MATERIAL PROVIDED:
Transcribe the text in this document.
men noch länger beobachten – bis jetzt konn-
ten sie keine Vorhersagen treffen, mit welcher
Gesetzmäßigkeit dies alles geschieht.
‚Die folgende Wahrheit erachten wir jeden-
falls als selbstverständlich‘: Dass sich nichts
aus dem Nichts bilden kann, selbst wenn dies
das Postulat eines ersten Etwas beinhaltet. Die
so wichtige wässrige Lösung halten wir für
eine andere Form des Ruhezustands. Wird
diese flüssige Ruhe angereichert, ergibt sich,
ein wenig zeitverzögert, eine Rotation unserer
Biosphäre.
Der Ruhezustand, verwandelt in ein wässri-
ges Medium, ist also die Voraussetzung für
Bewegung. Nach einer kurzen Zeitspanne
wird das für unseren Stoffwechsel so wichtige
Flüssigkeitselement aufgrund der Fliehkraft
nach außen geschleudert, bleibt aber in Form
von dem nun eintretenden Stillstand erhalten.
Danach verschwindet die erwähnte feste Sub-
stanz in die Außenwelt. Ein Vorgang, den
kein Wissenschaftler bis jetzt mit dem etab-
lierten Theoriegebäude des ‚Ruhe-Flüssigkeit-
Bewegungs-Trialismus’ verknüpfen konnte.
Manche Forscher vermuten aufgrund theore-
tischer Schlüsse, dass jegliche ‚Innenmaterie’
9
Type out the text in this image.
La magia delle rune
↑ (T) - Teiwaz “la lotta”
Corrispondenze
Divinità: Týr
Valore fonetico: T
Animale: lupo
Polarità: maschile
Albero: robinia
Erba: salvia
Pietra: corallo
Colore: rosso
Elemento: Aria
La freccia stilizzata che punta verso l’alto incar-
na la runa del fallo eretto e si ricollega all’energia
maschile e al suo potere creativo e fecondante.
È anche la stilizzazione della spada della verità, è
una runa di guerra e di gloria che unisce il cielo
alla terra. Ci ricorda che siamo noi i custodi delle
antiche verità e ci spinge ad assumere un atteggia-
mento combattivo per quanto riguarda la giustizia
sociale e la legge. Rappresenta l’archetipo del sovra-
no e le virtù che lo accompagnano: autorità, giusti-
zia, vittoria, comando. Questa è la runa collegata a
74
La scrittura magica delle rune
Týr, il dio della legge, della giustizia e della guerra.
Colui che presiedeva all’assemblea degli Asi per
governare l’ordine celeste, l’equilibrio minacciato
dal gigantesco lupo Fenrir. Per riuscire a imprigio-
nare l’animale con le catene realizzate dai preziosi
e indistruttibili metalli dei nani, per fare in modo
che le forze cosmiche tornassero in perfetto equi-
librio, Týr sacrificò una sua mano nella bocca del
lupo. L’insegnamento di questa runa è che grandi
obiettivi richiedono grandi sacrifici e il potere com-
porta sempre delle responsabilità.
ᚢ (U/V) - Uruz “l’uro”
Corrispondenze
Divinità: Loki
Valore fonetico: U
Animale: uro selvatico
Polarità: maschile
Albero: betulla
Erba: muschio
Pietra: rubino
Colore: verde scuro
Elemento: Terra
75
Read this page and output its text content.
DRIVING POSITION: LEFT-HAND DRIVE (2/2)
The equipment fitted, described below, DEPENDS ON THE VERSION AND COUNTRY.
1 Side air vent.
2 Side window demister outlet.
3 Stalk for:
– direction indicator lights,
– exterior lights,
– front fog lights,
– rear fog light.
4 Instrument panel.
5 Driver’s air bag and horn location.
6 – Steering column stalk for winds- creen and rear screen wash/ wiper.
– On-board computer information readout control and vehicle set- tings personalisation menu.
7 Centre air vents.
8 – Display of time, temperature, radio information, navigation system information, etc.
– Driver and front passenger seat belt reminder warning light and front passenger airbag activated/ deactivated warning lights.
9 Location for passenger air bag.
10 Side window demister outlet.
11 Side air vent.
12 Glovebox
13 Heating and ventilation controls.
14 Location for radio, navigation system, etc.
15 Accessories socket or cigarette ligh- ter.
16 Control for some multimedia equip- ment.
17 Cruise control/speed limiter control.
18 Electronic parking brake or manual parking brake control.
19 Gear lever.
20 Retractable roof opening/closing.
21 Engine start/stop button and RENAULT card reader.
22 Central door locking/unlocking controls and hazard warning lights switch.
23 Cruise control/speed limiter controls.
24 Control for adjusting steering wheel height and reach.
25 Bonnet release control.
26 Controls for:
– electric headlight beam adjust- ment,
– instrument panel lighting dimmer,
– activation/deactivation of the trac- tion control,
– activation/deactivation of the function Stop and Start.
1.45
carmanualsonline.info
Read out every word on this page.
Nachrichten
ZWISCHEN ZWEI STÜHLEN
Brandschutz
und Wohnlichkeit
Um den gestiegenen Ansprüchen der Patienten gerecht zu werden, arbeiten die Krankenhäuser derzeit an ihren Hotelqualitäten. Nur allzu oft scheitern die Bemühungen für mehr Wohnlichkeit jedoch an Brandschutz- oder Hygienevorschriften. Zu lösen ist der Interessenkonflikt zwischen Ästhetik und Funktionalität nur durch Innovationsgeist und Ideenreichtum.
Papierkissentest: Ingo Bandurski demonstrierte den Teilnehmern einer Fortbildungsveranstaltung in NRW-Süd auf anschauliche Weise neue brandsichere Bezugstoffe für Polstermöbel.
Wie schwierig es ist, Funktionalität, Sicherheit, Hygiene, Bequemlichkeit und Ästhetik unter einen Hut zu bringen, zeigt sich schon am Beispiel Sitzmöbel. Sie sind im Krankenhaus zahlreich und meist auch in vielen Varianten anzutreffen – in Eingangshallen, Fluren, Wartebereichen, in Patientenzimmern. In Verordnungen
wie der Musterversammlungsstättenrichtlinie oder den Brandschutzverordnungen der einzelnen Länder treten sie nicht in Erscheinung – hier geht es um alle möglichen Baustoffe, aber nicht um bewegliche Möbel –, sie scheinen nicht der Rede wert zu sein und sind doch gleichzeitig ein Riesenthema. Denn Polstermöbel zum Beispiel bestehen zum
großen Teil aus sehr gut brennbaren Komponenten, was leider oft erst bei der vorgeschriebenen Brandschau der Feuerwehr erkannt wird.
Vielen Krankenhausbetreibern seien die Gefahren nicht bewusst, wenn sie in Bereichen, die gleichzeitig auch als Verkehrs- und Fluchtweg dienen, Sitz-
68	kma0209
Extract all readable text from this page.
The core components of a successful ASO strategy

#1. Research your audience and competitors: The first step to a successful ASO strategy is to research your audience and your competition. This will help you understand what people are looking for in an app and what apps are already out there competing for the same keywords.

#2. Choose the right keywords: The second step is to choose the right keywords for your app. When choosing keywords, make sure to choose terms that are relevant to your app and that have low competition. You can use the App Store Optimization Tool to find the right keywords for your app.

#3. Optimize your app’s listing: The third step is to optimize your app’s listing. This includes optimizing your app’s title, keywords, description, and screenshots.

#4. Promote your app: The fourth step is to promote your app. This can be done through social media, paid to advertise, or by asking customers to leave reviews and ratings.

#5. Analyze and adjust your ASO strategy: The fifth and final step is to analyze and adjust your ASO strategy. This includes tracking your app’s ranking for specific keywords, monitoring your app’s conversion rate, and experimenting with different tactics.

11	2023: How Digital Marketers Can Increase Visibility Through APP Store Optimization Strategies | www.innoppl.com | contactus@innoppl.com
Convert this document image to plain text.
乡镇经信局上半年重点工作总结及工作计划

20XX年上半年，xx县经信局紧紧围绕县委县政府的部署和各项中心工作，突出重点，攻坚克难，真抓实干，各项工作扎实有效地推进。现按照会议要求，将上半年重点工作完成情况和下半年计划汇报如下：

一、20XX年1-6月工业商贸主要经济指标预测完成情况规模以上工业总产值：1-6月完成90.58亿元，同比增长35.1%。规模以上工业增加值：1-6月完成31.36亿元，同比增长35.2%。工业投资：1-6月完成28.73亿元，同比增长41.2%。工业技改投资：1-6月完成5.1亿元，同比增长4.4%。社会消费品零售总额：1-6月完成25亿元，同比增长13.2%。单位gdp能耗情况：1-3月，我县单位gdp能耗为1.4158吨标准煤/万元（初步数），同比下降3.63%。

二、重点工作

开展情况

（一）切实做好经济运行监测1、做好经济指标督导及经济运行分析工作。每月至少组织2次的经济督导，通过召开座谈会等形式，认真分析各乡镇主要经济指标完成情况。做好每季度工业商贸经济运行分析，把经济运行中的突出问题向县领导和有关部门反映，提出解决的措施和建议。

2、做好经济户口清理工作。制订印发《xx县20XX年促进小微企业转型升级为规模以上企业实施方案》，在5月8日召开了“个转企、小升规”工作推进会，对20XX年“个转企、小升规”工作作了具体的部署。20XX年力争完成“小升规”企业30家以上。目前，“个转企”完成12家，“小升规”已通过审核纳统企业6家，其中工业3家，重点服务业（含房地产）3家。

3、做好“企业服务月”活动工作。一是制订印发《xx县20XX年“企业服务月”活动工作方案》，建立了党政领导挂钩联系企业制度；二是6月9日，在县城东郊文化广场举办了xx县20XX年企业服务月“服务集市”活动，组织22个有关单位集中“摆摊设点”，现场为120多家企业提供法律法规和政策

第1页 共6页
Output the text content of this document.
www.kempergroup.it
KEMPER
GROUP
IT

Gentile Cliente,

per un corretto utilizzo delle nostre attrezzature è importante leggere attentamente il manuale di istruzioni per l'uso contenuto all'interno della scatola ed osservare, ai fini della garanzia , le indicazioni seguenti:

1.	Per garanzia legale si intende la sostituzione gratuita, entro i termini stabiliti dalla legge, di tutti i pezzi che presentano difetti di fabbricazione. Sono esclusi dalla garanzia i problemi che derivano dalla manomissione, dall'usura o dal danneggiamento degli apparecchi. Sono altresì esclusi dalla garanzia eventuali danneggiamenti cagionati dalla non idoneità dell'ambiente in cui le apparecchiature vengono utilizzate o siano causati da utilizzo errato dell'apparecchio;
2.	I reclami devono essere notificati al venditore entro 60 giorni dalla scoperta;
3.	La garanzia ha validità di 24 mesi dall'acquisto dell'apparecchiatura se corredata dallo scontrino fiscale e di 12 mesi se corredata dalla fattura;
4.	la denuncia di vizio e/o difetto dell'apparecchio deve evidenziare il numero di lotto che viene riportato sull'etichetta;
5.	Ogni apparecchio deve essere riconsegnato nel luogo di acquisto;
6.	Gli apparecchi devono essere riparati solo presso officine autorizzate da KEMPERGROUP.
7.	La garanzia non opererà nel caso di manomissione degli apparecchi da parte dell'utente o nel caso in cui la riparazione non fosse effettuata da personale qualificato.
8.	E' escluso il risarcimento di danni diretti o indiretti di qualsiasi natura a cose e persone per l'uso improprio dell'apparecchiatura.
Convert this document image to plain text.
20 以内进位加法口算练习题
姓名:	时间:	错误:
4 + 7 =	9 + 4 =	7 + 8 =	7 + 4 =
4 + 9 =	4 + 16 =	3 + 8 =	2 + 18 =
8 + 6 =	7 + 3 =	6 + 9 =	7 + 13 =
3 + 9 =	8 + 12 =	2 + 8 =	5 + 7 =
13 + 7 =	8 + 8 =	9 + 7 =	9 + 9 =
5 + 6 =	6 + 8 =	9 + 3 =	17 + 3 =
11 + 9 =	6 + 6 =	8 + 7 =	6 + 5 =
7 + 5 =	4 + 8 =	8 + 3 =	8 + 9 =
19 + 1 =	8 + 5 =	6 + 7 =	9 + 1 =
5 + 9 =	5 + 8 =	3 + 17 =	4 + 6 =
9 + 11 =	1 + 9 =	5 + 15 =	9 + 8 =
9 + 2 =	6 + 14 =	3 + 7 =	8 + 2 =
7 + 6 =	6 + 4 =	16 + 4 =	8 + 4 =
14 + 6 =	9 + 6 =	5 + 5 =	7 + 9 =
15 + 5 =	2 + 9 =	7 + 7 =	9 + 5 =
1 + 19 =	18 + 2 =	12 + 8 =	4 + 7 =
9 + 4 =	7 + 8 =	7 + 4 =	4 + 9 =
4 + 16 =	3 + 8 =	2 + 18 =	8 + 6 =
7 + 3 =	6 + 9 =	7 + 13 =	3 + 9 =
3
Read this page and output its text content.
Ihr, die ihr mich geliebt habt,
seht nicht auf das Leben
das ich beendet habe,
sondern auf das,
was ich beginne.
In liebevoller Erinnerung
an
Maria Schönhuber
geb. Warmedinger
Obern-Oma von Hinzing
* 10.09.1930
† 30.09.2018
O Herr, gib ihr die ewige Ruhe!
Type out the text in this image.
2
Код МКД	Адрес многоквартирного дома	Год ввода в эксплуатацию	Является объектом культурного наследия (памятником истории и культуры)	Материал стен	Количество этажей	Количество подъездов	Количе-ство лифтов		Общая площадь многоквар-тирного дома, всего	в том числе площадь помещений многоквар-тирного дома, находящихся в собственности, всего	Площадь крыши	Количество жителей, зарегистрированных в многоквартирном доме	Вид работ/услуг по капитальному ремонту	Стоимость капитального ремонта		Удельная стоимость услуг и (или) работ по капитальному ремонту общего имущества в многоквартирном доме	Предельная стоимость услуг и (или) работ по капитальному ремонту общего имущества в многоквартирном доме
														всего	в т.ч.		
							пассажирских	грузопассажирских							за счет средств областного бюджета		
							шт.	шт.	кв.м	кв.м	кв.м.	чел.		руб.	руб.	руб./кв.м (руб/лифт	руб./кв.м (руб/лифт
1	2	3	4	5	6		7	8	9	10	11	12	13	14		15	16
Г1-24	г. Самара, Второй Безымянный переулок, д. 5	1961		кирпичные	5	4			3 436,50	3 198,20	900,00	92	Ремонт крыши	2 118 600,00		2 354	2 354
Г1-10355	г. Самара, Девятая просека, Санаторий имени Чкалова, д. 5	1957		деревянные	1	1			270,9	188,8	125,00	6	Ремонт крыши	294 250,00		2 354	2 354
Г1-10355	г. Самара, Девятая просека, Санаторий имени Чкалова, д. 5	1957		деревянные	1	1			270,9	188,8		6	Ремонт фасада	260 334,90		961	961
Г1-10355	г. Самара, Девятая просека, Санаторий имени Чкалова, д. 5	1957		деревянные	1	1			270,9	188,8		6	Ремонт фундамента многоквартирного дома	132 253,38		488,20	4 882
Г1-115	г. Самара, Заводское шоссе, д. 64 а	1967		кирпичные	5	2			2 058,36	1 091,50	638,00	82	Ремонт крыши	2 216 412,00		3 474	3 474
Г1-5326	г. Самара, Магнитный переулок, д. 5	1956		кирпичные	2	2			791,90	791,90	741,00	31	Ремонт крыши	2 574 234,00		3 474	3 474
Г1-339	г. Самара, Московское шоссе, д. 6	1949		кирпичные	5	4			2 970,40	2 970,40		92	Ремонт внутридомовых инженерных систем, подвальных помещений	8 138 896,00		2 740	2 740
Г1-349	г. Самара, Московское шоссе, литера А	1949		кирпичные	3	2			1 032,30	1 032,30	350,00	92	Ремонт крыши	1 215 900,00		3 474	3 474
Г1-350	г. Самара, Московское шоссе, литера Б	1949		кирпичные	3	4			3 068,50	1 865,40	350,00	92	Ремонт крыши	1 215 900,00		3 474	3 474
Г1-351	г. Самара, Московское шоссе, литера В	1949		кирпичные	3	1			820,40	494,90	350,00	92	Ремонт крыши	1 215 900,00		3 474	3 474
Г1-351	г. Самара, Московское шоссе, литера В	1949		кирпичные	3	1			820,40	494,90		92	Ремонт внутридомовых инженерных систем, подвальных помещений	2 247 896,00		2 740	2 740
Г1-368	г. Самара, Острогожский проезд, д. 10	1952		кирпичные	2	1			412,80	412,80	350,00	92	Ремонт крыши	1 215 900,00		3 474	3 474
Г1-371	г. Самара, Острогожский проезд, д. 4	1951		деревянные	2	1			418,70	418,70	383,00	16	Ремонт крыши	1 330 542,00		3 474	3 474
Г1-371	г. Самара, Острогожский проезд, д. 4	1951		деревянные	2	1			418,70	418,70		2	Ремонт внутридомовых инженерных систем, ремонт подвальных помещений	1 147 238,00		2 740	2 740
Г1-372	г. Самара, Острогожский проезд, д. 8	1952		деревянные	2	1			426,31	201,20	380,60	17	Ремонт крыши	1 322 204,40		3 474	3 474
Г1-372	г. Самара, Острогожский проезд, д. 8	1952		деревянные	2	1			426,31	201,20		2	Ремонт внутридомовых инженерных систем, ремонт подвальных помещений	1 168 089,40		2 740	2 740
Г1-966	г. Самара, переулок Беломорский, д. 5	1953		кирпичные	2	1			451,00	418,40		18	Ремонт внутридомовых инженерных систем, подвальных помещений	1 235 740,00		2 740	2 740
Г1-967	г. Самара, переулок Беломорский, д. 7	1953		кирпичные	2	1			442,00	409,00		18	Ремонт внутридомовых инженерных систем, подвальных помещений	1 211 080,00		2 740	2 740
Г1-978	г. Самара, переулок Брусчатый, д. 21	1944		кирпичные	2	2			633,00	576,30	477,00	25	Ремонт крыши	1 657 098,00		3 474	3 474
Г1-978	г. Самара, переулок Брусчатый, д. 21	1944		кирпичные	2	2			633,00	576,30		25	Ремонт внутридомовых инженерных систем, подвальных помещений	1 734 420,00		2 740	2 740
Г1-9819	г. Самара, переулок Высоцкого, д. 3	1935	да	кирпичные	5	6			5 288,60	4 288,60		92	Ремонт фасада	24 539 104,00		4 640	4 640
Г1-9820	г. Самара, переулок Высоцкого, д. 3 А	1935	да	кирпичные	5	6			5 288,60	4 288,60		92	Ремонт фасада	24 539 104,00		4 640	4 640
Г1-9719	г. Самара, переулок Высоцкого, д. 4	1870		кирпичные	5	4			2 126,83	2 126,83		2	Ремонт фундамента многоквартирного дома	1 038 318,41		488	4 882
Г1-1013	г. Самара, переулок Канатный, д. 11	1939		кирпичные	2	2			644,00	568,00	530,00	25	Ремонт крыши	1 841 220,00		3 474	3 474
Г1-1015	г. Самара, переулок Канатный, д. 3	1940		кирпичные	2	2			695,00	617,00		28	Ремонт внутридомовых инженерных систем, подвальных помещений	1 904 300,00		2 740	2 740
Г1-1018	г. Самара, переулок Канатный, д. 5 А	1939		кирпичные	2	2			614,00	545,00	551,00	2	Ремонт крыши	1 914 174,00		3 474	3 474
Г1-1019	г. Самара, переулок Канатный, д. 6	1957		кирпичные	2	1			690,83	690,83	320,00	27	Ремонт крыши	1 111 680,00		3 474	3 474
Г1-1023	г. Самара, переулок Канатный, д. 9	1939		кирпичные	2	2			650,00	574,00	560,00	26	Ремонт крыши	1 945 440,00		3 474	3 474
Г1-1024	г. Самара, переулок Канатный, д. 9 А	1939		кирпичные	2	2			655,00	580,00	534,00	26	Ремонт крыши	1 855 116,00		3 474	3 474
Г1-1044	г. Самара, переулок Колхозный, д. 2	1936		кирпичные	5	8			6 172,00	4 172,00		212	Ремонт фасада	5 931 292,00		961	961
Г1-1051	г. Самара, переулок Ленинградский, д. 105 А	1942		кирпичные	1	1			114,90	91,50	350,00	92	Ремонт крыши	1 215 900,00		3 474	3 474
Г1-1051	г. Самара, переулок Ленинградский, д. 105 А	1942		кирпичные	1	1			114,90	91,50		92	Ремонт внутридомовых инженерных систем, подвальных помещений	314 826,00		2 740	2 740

EXERCISE TASK: List each line in the listing that contains the string "Чкалова".

RESPONSE TO THE TASK:
Г1-10355	г. Самара, Девятая просека, Санаторий имени Чкалова, д. 5	1957		деревянные	1	1			270,9	188,8	125,00	6	Ремонт крыши	294 250,00		2 354	2 354
Г1-10355	г. Самара, Девятая просека, Санаторий имени Чкалова, д. 5	1957		деревянные	1	1			270,9	188,8		6	Ремонт фасада	260 334,90		961	961
Г1-10355	г. Самара, Девятая просека, Санаторий имени Чкалова, д. 5	1957		деревянные	1	1			270,9	188,8		6	Ремонт фундамента многоквартирного дома	132 253,38		488,20	4 882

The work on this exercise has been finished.